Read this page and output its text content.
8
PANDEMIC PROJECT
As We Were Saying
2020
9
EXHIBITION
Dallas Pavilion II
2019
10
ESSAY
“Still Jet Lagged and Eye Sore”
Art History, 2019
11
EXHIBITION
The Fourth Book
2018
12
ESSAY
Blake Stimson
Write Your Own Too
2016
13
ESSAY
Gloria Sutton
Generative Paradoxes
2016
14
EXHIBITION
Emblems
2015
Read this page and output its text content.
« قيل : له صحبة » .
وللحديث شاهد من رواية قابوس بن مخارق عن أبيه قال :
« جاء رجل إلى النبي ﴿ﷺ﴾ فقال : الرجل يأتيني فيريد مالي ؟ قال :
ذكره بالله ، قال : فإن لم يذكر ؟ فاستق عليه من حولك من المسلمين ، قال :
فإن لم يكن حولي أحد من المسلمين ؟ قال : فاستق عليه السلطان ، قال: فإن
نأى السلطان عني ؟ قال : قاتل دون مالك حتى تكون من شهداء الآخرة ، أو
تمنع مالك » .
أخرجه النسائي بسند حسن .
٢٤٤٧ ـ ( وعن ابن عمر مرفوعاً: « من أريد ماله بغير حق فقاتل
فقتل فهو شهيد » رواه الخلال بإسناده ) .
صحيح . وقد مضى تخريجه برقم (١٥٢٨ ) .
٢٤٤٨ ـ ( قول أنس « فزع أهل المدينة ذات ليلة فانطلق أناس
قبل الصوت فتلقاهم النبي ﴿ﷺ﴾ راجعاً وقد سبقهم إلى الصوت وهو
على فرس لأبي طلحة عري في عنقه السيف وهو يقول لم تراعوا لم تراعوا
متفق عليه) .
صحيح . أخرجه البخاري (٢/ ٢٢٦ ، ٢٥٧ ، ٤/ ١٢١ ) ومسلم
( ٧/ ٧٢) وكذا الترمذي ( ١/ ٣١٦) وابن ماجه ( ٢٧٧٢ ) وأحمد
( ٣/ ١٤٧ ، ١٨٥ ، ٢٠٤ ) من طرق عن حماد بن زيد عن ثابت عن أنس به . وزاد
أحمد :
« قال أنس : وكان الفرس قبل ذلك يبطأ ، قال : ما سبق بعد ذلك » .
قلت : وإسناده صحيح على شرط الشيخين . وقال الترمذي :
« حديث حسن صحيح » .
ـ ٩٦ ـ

——————

■ TASK STATEMENT
Provide only the number of lines in the entries that hold the word "مالك".

■ EXERCISE OUTPUT
2